## Begin Supplied material

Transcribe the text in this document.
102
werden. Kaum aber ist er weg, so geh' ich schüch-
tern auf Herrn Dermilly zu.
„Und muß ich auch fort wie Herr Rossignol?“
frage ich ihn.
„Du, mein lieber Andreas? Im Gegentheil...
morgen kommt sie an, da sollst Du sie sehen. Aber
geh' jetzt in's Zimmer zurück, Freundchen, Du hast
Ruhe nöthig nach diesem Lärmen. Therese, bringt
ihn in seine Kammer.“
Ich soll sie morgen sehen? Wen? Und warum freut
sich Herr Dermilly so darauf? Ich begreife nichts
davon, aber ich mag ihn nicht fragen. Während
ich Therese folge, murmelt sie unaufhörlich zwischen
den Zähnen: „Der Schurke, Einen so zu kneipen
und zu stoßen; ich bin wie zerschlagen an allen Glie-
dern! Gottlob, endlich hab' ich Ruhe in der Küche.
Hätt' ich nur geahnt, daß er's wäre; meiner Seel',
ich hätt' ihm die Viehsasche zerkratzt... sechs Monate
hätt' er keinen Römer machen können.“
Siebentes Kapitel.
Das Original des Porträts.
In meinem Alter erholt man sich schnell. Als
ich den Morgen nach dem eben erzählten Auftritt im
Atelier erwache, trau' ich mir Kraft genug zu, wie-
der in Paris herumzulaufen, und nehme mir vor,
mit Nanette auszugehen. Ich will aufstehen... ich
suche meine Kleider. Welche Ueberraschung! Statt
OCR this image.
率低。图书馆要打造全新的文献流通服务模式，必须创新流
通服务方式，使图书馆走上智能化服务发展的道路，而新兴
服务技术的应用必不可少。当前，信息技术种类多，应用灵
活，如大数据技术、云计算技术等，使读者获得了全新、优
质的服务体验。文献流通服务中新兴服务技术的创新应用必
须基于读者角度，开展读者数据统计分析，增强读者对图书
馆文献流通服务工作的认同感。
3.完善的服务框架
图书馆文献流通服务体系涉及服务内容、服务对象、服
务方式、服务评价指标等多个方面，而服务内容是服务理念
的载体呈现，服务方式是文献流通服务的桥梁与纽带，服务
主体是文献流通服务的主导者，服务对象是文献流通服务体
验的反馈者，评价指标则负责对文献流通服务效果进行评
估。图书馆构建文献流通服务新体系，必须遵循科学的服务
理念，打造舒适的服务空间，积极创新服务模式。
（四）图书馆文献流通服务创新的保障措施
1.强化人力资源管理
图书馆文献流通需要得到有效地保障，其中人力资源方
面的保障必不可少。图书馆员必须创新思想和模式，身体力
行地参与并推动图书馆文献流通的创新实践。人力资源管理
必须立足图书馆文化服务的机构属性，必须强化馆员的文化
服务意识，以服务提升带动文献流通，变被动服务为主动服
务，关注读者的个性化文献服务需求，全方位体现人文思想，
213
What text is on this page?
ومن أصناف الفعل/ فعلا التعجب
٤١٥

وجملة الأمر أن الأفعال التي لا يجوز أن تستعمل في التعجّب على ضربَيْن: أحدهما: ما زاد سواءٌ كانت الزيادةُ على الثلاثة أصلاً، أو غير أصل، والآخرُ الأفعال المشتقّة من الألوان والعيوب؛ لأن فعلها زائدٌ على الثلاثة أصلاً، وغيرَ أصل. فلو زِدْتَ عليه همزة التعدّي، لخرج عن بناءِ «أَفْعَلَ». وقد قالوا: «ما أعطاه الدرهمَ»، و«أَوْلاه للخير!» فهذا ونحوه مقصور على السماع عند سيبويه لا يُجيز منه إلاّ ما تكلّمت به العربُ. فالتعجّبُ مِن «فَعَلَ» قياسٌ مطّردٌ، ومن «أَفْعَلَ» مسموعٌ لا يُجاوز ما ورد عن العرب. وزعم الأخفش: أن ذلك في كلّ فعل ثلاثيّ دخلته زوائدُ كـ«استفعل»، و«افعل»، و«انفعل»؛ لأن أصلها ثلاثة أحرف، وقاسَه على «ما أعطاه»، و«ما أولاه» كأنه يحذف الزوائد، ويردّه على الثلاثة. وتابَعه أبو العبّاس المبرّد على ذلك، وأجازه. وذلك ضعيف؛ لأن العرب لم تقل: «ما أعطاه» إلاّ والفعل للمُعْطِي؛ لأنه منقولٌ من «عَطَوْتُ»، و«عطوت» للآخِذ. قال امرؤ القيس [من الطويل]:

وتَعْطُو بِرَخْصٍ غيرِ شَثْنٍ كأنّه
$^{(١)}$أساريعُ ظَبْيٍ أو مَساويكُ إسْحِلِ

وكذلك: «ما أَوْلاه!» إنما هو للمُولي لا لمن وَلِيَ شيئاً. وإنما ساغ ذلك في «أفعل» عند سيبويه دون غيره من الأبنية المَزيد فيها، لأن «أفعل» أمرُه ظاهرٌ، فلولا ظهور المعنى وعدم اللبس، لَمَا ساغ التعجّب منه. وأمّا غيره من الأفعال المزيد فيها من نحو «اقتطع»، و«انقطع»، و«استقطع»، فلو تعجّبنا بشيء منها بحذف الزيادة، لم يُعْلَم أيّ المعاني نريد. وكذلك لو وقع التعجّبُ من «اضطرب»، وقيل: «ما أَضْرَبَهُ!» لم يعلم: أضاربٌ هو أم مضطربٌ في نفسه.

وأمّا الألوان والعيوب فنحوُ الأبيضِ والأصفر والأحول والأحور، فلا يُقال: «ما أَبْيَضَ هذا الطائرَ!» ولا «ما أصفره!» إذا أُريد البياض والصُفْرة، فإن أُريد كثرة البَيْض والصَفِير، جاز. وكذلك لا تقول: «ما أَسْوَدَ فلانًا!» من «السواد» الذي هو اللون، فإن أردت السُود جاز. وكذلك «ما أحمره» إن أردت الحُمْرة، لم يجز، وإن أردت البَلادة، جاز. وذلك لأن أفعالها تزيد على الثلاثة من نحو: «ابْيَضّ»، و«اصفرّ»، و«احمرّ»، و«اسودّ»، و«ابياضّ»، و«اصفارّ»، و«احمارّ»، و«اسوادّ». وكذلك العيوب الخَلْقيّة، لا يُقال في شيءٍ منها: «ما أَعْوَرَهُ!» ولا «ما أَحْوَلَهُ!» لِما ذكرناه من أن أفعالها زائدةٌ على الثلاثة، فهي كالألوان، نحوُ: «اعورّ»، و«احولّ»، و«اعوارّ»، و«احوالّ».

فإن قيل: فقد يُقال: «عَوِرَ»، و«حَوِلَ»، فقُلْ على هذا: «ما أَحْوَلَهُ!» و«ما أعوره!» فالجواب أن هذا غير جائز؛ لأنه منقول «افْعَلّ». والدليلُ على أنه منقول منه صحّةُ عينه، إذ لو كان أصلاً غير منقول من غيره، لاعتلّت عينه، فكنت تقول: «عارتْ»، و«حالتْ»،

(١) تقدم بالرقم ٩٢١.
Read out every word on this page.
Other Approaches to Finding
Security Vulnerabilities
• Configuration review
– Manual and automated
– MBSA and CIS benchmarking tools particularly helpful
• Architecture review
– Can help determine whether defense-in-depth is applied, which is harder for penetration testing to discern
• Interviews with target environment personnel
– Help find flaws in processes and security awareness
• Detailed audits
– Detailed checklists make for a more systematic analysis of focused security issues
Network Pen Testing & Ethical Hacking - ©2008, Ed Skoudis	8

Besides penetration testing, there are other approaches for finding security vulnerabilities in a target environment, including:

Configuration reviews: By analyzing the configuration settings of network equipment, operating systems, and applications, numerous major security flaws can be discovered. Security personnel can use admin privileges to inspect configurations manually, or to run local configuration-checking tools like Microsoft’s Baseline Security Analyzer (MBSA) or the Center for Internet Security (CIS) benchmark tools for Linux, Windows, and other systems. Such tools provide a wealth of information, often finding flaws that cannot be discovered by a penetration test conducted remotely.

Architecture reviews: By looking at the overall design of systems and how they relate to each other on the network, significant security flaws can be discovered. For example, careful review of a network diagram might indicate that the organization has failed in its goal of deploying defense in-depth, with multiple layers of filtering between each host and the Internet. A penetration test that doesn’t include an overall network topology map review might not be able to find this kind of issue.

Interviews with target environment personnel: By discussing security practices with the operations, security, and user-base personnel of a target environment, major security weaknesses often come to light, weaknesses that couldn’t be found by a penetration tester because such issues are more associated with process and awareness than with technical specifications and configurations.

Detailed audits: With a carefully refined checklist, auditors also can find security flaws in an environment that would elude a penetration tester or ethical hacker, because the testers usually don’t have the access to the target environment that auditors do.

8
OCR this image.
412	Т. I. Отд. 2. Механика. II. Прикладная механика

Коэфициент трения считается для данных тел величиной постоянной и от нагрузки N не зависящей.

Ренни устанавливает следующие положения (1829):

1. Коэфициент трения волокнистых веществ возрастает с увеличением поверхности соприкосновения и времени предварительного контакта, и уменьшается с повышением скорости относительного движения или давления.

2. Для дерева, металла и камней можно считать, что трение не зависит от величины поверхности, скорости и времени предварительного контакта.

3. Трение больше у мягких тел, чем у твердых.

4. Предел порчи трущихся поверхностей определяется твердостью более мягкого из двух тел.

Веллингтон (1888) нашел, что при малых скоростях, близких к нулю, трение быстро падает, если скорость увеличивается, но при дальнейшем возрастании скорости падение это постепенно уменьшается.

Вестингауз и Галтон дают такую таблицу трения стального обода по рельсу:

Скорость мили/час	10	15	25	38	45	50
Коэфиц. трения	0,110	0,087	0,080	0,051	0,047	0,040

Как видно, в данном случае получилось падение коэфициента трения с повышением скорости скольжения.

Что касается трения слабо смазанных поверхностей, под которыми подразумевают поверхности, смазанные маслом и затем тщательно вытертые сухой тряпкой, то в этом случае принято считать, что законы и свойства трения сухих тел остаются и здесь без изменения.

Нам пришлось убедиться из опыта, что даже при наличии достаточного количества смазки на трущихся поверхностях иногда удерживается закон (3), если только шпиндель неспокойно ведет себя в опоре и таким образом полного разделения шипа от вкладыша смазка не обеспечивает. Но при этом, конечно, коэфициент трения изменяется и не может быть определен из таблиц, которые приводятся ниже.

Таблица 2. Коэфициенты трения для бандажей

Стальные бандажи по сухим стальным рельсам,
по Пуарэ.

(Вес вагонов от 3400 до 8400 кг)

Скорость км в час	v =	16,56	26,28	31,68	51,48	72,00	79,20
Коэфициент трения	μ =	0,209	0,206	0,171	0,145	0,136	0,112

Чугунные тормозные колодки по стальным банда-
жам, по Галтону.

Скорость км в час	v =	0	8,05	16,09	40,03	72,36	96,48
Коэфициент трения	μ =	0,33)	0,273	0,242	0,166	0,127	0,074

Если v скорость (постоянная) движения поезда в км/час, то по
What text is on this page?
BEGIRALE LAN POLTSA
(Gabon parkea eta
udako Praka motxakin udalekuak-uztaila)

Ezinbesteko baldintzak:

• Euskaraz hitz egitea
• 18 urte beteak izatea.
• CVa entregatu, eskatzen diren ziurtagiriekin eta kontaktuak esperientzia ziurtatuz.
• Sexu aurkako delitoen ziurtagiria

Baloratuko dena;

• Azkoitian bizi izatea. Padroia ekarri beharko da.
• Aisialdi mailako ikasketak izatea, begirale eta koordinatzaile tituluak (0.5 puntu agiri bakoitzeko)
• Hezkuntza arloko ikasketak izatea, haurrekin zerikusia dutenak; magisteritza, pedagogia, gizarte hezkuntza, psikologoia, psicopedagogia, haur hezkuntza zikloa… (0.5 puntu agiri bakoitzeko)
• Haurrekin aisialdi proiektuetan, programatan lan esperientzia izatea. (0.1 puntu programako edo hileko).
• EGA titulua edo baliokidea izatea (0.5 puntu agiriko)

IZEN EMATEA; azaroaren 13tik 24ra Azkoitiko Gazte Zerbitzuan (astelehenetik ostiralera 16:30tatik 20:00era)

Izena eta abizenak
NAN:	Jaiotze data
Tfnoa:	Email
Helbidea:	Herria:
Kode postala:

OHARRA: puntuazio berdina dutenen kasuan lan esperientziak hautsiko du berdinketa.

## End Supplied material

## Request
Find the lines containing "sehen" and list every one of them.

## Result
morgen kommt sie an, da sollst Du sie sehen. Aber
Ich soll sie morgen sehen? Wen? Und warum freut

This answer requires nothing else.